Records from a data collection
######

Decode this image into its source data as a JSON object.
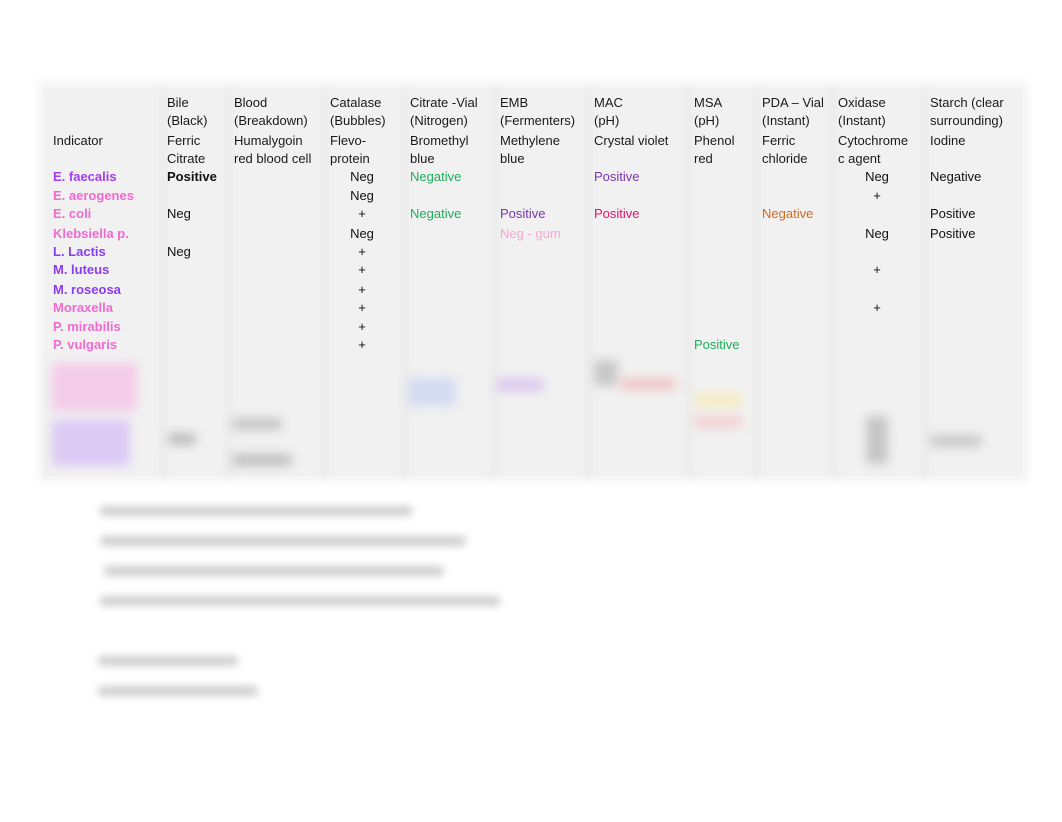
{
  "table": {
    "headers": [
      {
        "line1": "",
        "line2": "",
        "line3": "Indicator",
        "line4": ""
      },
      {
        "line1": "Bile",
        "line2": "(Black)",
        "line3": "Ferric",
        "line4": "Citrate"
      },
      {
        "line1": "Blood",
        "line2": "(Breakdown)",
        "line3": "Humalygoin",
        "line4": "red blood cell"
      },
      {
        "line1": "Catalase",
        "line2": "(Bubbles)",
        "line3": "Flevo-",
        "line4": "protein"
      },
      {
        "line1": "Citrate -Vial",
        "line2": "(Nitrogen)",
        "line3": "Bromethyl",
        "line4": "blue"
      },
      {
        "line1": "EMB",
        "line2": "(Fermenters)",
        "line3": "Methylene",
        "line4": "blue"
      },
      {
        "line1": "MAC",
        "line2": "(pH)",
        "line3": "Crystal violet",
        "line4": ""
      },
      {
        "line1": "MSA",
        "line2": "(pH)",
        "line3": "Phenol",
        "line4": "red"
      },
      {
        "line1": "PDA – Vial",
        "line2": "(Instant)",
        "line3": "Ferric",
        "line4": "chloride"
      },
      {
        "line1": "Oxidase",
        "line2": "(Instant)",
        "line3": "Cytochrome",
        "line4": "c agent"
      },
      {
        "line1": "Starch (clear",
        "line2": "surrounding)",
        "line3": "Iodine",
        "line4": ""
      }
    ],
    "rows": [
      {
        "organism": "E. faecalis",
        "color": "#a23df0",
        "cells": [
          {
            "text": "Positive",
            "color": "#111111",
            "bold": true
          },
          {
            "text": ""
          },
          {
            "text": "Neg"
          },
          {
            "text": "Negative",
            "color": "#1fae5a"
          },
          {
            "text": ""
          },
          {
            "text": "Positive",
            "color": "#7a35b0"
          },
          {
            "text": ""
          },
          {
            "text": ""
          },
          {
            "text": "Neg"
          },
          {
            "text": "Negative"
          }
        ]
      },
      {
        "organism": "E. aerogenes",
        "color": "#f06ad0",
        "cells": [
          {
            "text": ""
          },
          {
            "text": ""
          },
          {
            "text": "Neg"
          },
          {
            "text": ""
          },
          {
            "text": ""
          },
          {
            "text": ""
          },
          {
            "text": ""
          },
          {
            "text": ""
          },
          {
            "text": "+"
          },
          {
            "text": ""
          }
        ]
      },
      {
        "organism": "E. coli",
        "color": "#f06ad0",
        "cells": [
          {
            "text": "Neg"
          },
          {
            "text": ""
          },
          {
            "text": "+"
          },
          {
            "text": "Negative",
            "color": "#1fae5a"
          },
          {
            "text": "Positive",
            "color": "#7a35b0"
          },
          {
            "text": "Positive",
            "color": "#e8126e"
          },
          {
            "text": ""
          },
          {
            "text": "Negative",
            "color": "#d2691e"
          },
          {
            "text": ""
          },
          {
            "text": "Positive"
          }
        ]
      },
      {
        "organism": "Klebsiella p.",
        "color": "#f06ad0",
        "cells": [
          {
            "text": ""
          },
          {
            "text": ""
          },
          {
            "text": "Neg"
          },
          {
            "text": ""
          },
          {
            "text": "Neg - gum",
            "color": "#f7a6d4"
          },
          {
            "text": ""
          },
          {
            "text": ""
          },
          {
            "text": ""
          },
          {
            "text": "Neg"
          },
          {
            "text": "Positive"
          }
        ]
      },
      {
        "organism": "L. Lactis",
        "color": "#8a3cf0",
        "cells": [
          {
            "text": "Neg"
          },
          {
            "text": ""
          },
          {
            "text": "+"
          },
          {
            "text": ""
          },
          {
            "text": ""
          },
          {
            "text": ""
          },
          {
            "text": ""
          },
          {
            "text": ""
          },
          {
            "text": ""
          },
          {
            "text": ""
          }
        ]
      },
      {
        "organism": "M. luteus",
        "color": "#8a3cf0",
        "cells": [
          {
            "text": ""
          },
          {
            "text": ""
          },
          {
            "text": "+"
          },
          {
            "text": ""
          },
          {
            "text": ""
          },
          {
            "text": ""
          },
          {
            "text": ""
          },
          {
            "text": ""
          },
          {
            "text": "+"
          },
          {
            "text": ""
          }
        ]
      },
      {
        "organism": "M. roseosa",
        "color": "#8a3cf0",
        "cells": [
          {
            "text": ""
          },
          {
            "text": ""
          },
          {
            "text": "+"
          },
          {
            "text": ""
          },
          {
            "text": ""
          },
          {
            "text": ""
          },
          {
            "text": ""
          },
          {
            "text": ""
          },
          {
            "text": ""
          },
          {
            "text": ""
          }
        ]
      },
      {
        "organism": "Moraxella",
        "color": "#f06ad0",
        "cells": [
          {
            "text": ""
          },
          {
            "text": ""
          },
          {
            "text": "+"
          },
          {
            "text": ""
          },
          {
            "text": ""
          },
          {
            "text": ""
          },
          {
            "text": ""
          },
          {
            "text": ""
          },
          {
            "text": "+"
          },
          {
            "text": ""
          }
        ]
      },
      {
        "organism": "P. mirabilis",
        "color": "#f06ad0",
        "cells": [
          {
            "text": ""
          },
          {
            "text": ""
          },
          {
            "text": "+"
          },
          {
            "text": ""
          },
          {
            "text": ""
          },
          {
            "text": ""
          },
          {
            "text": ""
          },
          {
            "text": ""
          },
          {
            "text": ""
          },
          {
            "text": ""
          }
        ]
      },
      {
        "organism": "P. vulgaris",
        "color": "#f06ad0",
        "cells": [
          {
            "text": ""
          },
          {
            "text": ""
          },
          {
            "text": "+"
          },
          {
            "text": ""
          },
          {
            "text": ""
          },
          {
            "text": ""
          },
          {
            "text": "Positive",
            "color": "#1fae5a"
          },
          {
            "text": ""
          },
          {
            "text": ""
          },
          {
            "text": ""
          }
        ]
      }
    ]
  }
}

######

WORK TO COMPLETE:
Type out each line of the records above exactly, skipping any pictures.

SOLUTION FOR THIS PROBLEM:
Decode this image into its source data as a JSON object.
{
  "table": {
    "headers": [
      {
        "line1": "",
        "line2": "",
        "line3": "Indicator",
        "line4": ""
      },
      {
        "line1": "Bile",
        "line2": "(Black)",
        "line3": "Ferric",
        "line4": "Citrate"
      },
      {
        "line1": "Blood",
        "line2": "(Breakdown)",
        "line3": "Humalygoin",
        "line4": "red blood cell"
      },
      {
        "line1": "Catalase",
        "line2": "(Bubbles)",
        "line3": "Flevo-",
        "line4": "protein"
      },
      {
        "line1": "Citrate -Vial",
        "line2": "(Nitrogen)",
        "line3": "Bromethyl",
        "line4": "blue"
      },
      {
        "line1": "EMB",
        "line2": "(Fermenters)",
        "line3": "Methylene",
        "line4": "blue"
      },
      {
        "line1": "MAC",
        "line2": "(pH)",
        "line3": "Crystal violet",
        "line4": ""
      },
      {
        "line1": "MSA",
        "line2": "(pH)",
        "line3": "Phenol",
        "line4": "red"
      },
      {
        "line1": "PDA – Vial",
        "line2": "(Instant)",
        "line3": "Ferric",
        "line4": "chloride"
      },
      {
        "line1": "Oxidase",
        "line2": "(Instant)",
        "line3": "Cytochrome",
        "line4": "c agent"
      },
      {
        "line1": "Starch (clear",
        "line2": "surrounding)",
        "line3": "Iodine",
        "line4": ""
      }
    ],
    "rows": [
      {
        "organism": "E. faecalis",
        "color": "#a23df0",
        "cells": [
          {
            "text": "Positive",
            "color": "#111111",
            "bold": true
          },
          {
            "text": ""
          },
          {
            "text": "Neg"
          },
          {
            "text": "Negative",
            "color": "#1fae5a"
          },
          {
            "text": ""
          },
          {
            "text": "Positive",
            "color": "#7a35b0"
          },
          {
            "text": ""
          },
          {
            "text": ""
          },
          {
            "text": "Neg"
          },
          {
            "text": "Negative"
          }
        ]
      },
      {
        "organism": "E. aerogenes",
        "color": "#f06ad0",
        "cells": [
          {
            "text": ""
          },
          {
            "text": ""
          },
          {
            "text": "Neg"
          },
          {
            "text": ""
          },
          {
            "text": ""
          },
          {
            "text": ""
          },
          {
            "text": ""
          },
          {
            "text": ""
          },
          {
            "text": "+"
          },
          {
            "text": ""
          }
        ]
      },
      {
        "organism": "E. coli",
        "color": "#f06ad0",
        "cells": [
          {
            "text": "Neg"
          },
          {
            "text": ""
          },
          {
            "text": "+"
          },
          {
            "text": "Negative",
            "color": "#1fae5a"
          },
          {
            "text": "Positive",
            "color": "#7a35b0"
          },
          {
            "text": "Positive",
            "color": "#e8126e"
          },
          {
            "text": ""
          },
          {
            "text": "Negative",
            "color": "#d2691e"
          },
          {
            "text": ""
          },
          {
            "text": "Positive"
          }
        ]
      },
      {
        "organism": "Klebsiella p.",
        "color": "#f06ad0",
        "cells": [
          {
            "text": ""
          },
          {
            "text": ""
          },
          {
            "text": "Neg"
          },
          {
            "text": ""
          },
          {
            "text": "Neg - gum",
            "color": "#f7a6d4"
          },
          {
            "text": ""
          },
          {
            "text": ""
          },
          {
            "text": ""
          },
          {
            "text": "Neg"
          },
          {
            "text": "Positive"
          }
        ]
      },
      {
        "organism": "L. Lactis",
        "color": "#8a3cf0",
        "cells": [
          {
            "text": "Neg"
          },
          {
            "text": ""
          },
          {
            "text": "+"
          },
          {
            "text": ""
          },
          {
            "text": ""
          },
          {
            "text": ""
          },
          {
            "text": ""
          },
          {
            "text": ""
          },
          {
            "text": ""
          },
          {
            "text": ""
          }
        ]
      },
      {
        "organism": "M. luteus",
        "color": "#8a3cf0",
        "cells": [
          {
            "text": ""
          },
          {
            "text": ""
          },
          {
            "text": "+"
          },
          {
            "text": ""
          },
          {
            "text": ""
          },
          {
            "text": ""
          },
          {
            "text": ""
          },
          {
            "text": ""
          },
          {
            "text": "+"
          },
          {
            "text": ""
          }
        ]
      },
      {
        "organism": "M. roseosa",
        "color": "#8a3cf0",
        "cells": [
          {
            "text": ""
          },
          {
            "text": ""
          },
          {
            "text": "+"
          },
          {
            "text": ""
          },
          {
            "text": ""
          },
          {
            "text": ""
          },
          {
            "text": ""
          },
          {
            "text": ""
          },
          {
            "text": ""
          },
          {
            "text": ""
          }
        ]
      },
      {
        "organism": "Moraxella",
        "color": "#f06ad0",
        "cells": [
          {
            "text": ""
          },
          {
            "text": ""
          },
          {
            "text": "+"
          },
          {
            "text": ""
          },
          {
            "text": ""
          },
          {
            "text": ""
          },
          {
            "text": ""
          },
          {
            "text": ""
          },
          {
            "text": "+"
          },
          {
            "text": ""
          }
        ]
      },
      {
        "organism": "P. mirabilis",
        "color": "#f06ad0",
        "cells": [
          {
            "text": ""
          },
          {
            "text": ""
          },
          {
            "text": "+"
          },
          {
            "text": ""
          },
          {
            "text": ""
          },
          {
            "text": ""
          },
          {
            "text": ""
          },
          {
            "text": ""
          },
          {
            "text": ""
          },
          {
            "text": ""
          }
        ]
      },
      {
        "organism": "P. vulgaris",
        "color": "#f06ad0",
        "cells": [
          {
            "text": ""
          },
          {
            "text": ""
          },
          {
            "text": "+"
          },
          {
            "text": ""
          },
          {
            "text": ""
          },
          {
            "text": ""
          },
          {
            "text": "Positive",
            "color": "#1fae5a"
          },
          {
            "text": ""
          },
          {
            "text": ""
          },
          {
            "text": ""
          }
        ]
      }
    ]
  }
}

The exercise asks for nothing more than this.